***** DATASET RECORDS *****

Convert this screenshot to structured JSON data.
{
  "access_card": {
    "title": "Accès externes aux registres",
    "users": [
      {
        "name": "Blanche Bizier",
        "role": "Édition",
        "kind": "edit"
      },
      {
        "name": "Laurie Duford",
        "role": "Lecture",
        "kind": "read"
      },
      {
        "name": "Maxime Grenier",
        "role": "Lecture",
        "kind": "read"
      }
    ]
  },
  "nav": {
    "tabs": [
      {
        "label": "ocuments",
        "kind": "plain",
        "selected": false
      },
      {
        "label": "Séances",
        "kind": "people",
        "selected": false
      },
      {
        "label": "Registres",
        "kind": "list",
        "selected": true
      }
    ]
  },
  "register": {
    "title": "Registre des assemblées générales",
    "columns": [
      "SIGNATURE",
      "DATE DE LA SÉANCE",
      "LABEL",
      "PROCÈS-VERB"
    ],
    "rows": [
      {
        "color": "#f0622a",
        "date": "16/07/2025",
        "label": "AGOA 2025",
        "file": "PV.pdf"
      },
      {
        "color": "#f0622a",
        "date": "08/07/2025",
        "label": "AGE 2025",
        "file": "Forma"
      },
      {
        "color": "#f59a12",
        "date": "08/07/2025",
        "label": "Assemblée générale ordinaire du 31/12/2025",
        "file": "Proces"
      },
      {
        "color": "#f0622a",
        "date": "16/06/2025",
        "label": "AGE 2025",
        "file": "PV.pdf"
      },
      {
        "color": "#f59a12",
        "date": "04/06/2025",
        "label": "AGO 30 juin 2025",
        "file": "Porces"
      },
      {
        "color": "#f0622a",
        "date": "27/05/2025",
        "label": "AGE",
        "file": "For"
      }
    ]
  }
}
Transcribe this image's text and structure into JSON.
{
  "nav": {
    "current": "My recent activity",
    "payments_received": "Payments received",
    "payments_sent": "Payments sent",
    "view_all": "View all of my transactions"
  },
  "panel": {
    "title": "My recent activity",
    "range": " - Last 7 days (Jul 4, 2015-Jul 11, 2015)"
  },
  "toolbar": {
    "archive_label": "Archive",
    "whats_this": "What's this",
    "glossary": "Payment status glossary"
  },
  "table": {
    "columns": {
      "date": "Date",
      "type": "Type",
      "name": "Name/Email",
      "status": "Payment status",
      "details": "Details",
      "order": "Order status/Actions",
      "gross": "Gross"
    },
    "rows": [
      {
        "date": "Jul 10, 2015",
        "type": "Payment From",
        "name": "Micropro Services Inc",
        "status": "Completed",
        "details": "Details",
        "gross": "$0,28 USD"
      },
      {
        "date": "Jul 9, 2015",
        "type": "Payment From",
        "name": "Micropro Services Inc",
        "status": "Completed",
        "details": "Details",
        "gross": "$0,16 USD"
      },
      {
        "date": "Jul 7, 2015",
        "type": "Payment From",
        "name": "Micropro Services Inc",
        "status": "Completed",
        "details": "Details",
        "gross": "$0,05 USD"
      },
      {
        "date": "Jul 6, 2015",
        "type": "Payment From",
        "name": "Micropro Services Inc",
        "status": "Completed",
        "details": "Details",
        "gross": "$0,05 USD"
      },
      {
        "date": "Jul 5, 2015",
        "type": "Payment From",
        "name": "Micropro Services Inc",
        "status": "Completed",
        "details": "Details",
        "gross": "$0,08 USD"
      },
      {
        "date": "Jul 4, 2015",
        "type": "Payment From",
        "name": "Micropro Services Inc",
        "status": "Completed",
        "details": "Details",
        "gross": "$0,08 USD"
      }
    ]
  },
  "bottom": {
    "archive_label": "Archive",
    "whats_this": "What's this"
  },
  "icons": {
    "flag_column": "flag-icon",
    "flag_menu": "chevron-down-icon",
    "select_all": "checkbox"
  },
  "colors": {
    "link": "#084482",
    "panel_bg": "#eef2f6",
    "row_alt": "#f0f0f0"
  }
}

*****

GIVEN PROBLEM: From the entries above, return each line with the word "this" in it.

THE RESPONSE:
Convert this screenshot to structured JSON data.
Transcribe this image's text and structure into JSON.
    "whats_this": "What's this",
    "whats_this": "What's this"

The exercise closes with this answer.